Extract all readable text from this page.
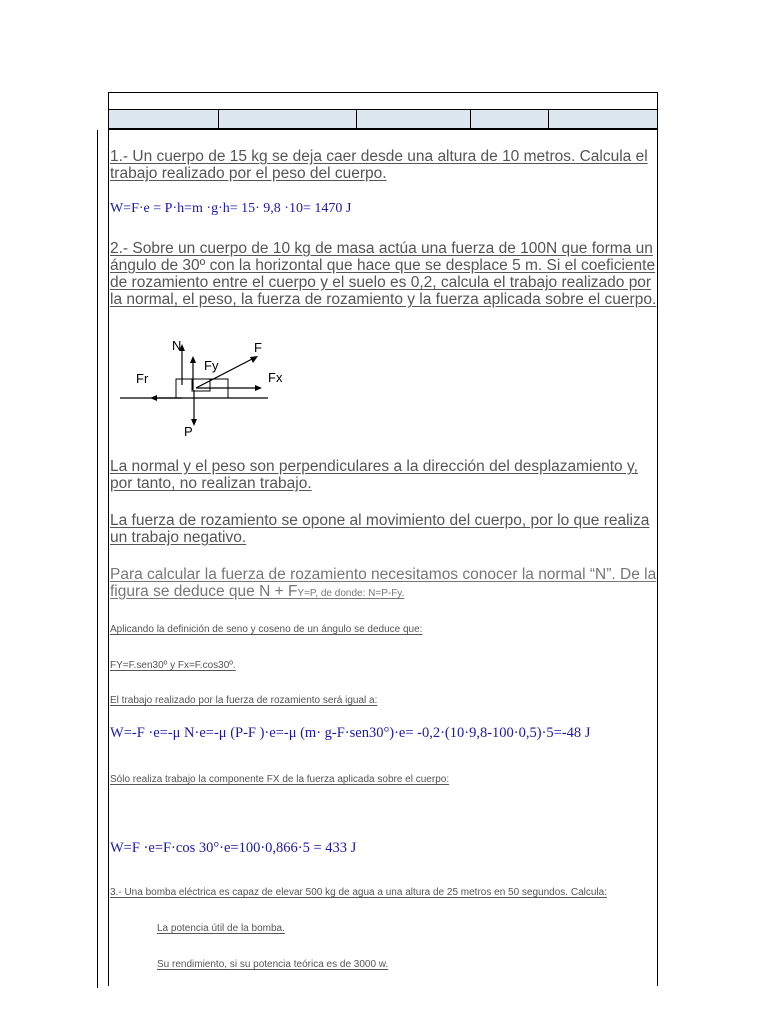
1.- Un cuerpo de 15 kg se deja caer desde una altura de 10 metros. Calcula el trabajo realizado por el peso del cuerpo.
W=F·e = P·h=m ·g·h= 15· 9,8 ·10= 1470 J
2.- Sobre un cuerpo de 10 kg de masa actúa una fuerza de 100N que forma un ángulo de 30º con la horizontal que hace que se desplace 5 m. Si el coeficiente de rozamiento entre el cuerpo y el suelo es 0,2, calcula el trabajo realizado por la normal, el peso, la fuerza de rozamiento y la fuerza aplicada sobre el cuerpo.
N
Fy
F
Fr	Fx
P
La normal y el peso son perpendiculares a la dirección del desplazamiento y, por tanto, no realizan trabajo.
La fuerza de rozamiento se opone al movimiento del cuerpo, por lo que realiza un trabajo negativo.
Para calcular la fuerza de rozamiento necesitamos conocer la normal “N”. De la figura se deduce que N + FY=P, de donde: N=P-Fy.
Aplicando la definición de seno y coseno de un ángulo se deduce que:
FY=F.sen30º y Fx=F.cos30º.
El trabajo realizado por la fuerza de rozamiento será igual a:
W=-F ·e=-μ N·e=-μ (P-F )·e=-μ (m· g-F·sen30°)·e= -0,2·(10·9,8-100·0,5)·5=-48 J
Sólo realiza trabajo la componente FX de la fuerza aplicada sobre el cuerpo:
W=F ·e=F·cos 30°·e=100·0,866·5 = 433 J
3.- Una bomba eléctrica es capaz de elevar 500 kg de agua a una altura de 25 metros en 50 segundos. Calcula:
La potencia útil de la bomba.
Su rendimiento, si su potencia teórica es de 3000 w.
☆ ☆ ☆
To be done: Exclude the pictures, and transcribe all of the material exactly.

Final result:
Extract all readable text from this page.
1.- Un cuerpo de 15 kg se deja caer desde una altura de 10 metros. Calcula el trabajo realizado por el peso del cuerpo.
W=F·e = P·h=m ·g·h= 15· 9,8 ·10= 1470 J
2.- Sobre un cuerpo de 10 kg de masa actúa una fuerza de 100N que forma un ángulo de 30º con la horizontal que hace que se desplace 5 m. Si el coeficiente de rozamiento entre el cuerpo y el suelo es 0,2, calcula el trabajo realizado por la normal, el peso, la fuerza de rozamiento y la fuerza aplicada sobre el cuerpo.
N
Fy
F
Fr	Fx
P
La normal y el peso son perpendiculares a la dirección del desplazamiento y, por tanto, no realizan trabajo.
La fuerza de rozamiento se opone al movimiento del cuerpo, por lo que realiza un trabajo negativo.
Para calcular la fuerza de rozamiento necesitamos conocer la normal “N”. De la figura se deduce que N + FY=P, de donde: N=P-Fy.
Aplicando la definición de seno y coseno de un ángulo se deduce que:
FY=F.sen30º y Fx=F.cos30º.
El trabajo realizado por la fuerza de rozamiento será igual a:
W=-F ·e=-μ N·e=-μ (P-F )·e=-μ (m· g-F·sen30°)·e= -0,2·(10·9,8-100·0,5)·5=-48 J
Sólo realiza trabajo la componente FX de la fuerza aplicada sobre el cuerpo:
W=F ·e=F·cos 30°·e=100·0,866·5 = 433 J
3.- Una bomba eléctrica es capaz de elevar 500 kg de agua a una altura de 25 metros en 50 segundos. Calcula:
La potencia útil de la bomba.
Su rendimiento, si su potencia teórica es de 3000 w.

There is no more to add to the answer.